◆ Task goal
Every record below should be printed exactly as it appears.

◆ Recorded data
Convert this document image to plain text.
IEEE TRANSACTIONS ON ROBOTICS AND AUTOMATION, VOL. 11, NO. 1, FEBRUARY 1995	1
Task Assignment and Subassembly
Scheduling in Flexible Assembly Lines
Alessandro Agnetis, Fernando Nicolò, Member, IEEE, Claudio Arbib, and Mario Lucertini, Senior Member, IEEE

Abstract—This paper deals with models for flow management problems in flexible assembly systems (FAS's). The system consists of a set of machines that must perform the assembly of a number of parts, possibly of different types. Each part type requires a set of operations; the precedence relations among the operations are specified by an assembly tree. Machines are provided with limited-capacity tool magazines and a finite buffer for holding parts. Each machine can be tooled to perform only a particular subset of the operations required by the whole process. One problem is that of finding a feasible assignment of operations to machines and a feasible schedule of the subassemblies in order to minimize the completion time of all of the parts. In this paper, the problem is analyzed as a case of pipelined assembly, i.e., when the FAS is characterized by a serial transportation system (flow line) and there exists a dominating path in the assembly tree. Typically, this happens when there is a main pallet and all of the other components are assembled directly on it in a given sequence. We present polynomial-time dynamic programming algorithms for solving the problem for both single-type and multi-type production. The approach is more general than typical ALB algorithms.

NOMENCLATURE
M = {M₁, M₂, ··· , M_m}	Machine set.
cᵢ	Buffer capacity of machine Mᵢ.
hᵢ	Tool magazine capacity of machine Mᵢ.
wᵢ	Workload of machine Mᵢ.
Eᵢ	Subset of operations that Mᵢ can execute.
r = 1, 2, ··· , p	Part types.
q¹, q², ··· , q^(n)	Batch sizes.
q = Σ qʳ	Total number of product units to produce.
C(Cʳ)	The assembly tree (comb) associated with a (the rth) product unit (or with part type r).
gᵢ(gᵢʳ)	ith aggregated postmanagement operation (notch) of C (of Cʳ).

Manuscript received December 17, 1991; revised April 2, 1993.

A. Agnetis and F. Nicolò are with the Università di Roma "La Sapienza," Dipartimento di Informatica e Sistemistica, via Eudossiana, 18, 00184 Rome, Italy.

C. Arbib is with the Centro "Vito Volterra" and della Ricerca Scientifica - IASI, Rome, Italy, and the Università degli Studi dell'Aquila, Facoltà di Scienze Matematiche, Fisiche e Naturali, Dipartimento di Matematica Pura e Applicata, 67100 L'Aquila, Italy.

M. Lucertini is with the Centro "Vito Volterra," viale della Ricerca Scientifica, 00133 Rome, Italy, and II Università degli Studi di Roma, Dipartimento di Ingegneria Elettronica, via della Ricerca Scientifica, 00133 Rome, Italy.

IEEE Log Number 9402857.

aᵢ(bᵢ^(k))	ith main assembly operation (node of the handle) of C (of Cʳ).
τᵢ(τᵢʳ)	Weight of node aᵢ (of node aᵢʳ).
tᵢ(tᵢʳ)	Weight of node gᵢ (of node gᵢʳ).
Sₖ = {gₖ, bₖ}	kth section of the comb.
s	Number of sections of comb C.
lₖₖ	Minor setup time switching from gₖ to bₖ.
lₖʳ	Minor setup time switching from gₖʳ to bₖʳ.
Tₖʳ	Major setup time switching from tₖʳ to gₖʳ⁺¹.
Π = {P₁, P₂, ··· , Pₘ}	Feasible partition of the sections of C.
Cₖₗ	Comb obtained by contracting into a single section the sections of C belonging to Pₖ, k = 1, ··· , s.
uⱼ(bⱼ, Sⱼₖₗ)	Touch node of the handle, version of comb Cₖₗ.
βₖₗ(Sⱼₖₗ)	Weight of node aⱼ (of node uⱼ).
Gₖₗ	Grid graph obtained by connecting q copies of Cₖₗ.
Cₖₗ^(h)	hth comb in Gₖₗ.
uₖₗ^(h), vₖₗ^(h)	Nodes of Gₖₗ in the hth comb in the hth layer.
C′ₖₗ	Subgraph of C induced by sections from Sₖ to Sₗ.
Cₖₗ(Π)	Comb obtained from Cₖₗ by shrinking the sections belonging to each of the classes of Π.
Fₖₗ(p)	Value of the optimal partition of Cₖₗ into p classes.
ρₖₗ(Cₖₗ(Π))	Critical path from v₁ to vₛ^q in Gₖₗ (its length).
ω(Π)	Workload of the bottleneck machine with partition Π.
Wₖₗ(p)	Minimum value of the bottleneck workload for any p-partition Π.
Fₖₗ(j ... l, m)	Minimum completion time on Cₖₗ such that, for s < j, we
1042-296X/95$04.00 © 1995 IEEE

◆ Complete output
Convert this document image to plain text.
IEEE TRANSACTIONS ON ROBOTICS AND AUTOMATION, VOL. 11, NO. 1, FEBRUARY 1995	1
Task Assignment and Subassembly
Scheduling in Flexible Assembly Lines
Alessandro Agnetis, Fernando Nicolò, Member, IEEE, Claudio Arbib, and Mario Lucertini, Senior Member, IEEE

Abstract—This paper deals with models for flow management problems in flexible assembly systems (FAS's). The system consists of a set of machines that must perform the assembly of a number of parts, possibly of different types. Each part type requires a set of operations; the precedence relations among the operations are specified by an assembly tree. Machines are provided with limited-capacity tool magazines and a finite buffer for holding parts. Each machine can be tooled to perform only a particular subset of the operations required by the whole process. One problem is that of finding a feasible assignment of operations to machines and a feasible schedule of the subassemblies in order to minimize the completion time of all of the parts. In this paper, the problem is analyzed as a case of pipelined assembly, i.e., when the FAS is characterized by a serial transportation system (flow line) and there exists a dominating path in the assembly tree. Typically, this happens when there is a main pallet and all of the other components are assembled directly on it in a given sequence. We present polynomial-time dynamic programming algorithms for solving the problem for both single-type and multi-type production. The approach is more general than typical ALB algorithms.

NOMENCLATURE
M = {M₁, M₂, ··· , M_m}	Machine set.
cᵢ	Buffer capacity of machine Mᵢ.
hᵢ	Tool magazine capacity of machine Mᵢ.
wᵢ	Workload of machine Mᵢ.
Eᵢ	Subset of operations that Mᵢ can execute.
r = 1, 2, ··· , p	Part types.
q¹, q², ··· , q^(n)	Batch sizes.
q = Σ qʳ	Total number of product units to produce.
C(Cʳ)	The assembly tree (comb) associated with a (the rth) product unit (or with part type r).
gᵢ(gᵢʳ)	ith aggregated postmanagement operation (notch) of C (of Cʳ).

Manuscript received December 17, 1991; revised April 2, 1993.

A. Agnetis and F. Nicolò are with the Università di Roma "La Sapienza," Dipartimento di Informatica e Sistemistica, via Eudossiana, 18, 00184 Rome, Italy.

C. Arbib is with the Centro "Vito Volterra" and della Ricerca Scientifica - IASI, Rome, Italy, and the Università degli Studi dell'Aquila, Facoltà di Scienze Matematiche, Fisiche e Naturali, Dipartimento di Matematica Pura e Applicata, 67100 L'Aquila, Italy.

M. Lucertini is with the Centro "Vito Volterra," viale della Ricerca Scientifica, 00133 Rome, Italy, and II Università degli Studi di Roma, Dipartimento di Ingegneria Elettronica, via della Ricerca Scientifica, 00133 Rome, Italy.

IEEE Log Number 9402857.

aᵢ(bᵢ^(k))	ith main assembly operation (node of the handle) of C (of Cʳ).
τᵢ(τᵢʳ)	Weight of node aᵢ (of node aᵢʳ).
tᵢ(tᵢʳ)	Weight of node gᵢ (of node gᵢʳ).
Sₖ = {gₖ, bₖ}	kth section of the comb.
s	Number of sections of comb C.
lₖₖ	Minor setup time switching from gₖ to bₖ.
lₖʳ	Minor setup time switching from gₖʳ to bₖʳ.
Tₖʳ	Major setup time switching from tₖʳ to gₖʳ⁺¹.
Π = {P₁, P₂, ··· , Pₘ}	Feasible partition of the sections of C.
Cₖₗ	Comb obtained by contracting into a single section the sections of C belonging to Pₖ, k = 1, ··· , s.
uⱼ(bⱼ, Sⱼₖₗ)	Touch node of the handle, version of comb Cₖₗ.
βₖₗ(Sⱼₖₗ)	Weight of node aⱼ (of node uⱼ).
Gₖₗ	Grid graph obtained by connecting q copies of Cₖₗ.
Cₖₗ^(h)	hth comb in Gₖₗ.
uₖₗ^(h), vₖₗ^(h)	Nodes of Gₖₗ in the hth comb in the hth layer.
C′ₖₗ	Subgraph of C induced by sections from Sₖ to Sₗ.
Cₖₗ(Π)	Comb obtained from Cₖₗ by shrinking the sections belonging to each of the classes of Π.
Fₖₗ(p)	Value of the optimal partition of Cₖₗ into p classes.
ρₖₗ(Cₖₗ(Π))	Critical path from v₁ to vₛ^q in Gₖₗ (its length).
ω(Π)	Workload of the bottleneck machine with partition Π.
Wₖₗ(p)	Minimum value of the bottleneck workload for any p-partition Π.
Fₖₗ(j ... l, m)	Minimum completion time on Cₖₗ such that, for s < j, we
1042-296X/95$04.00 © 1995 IEEE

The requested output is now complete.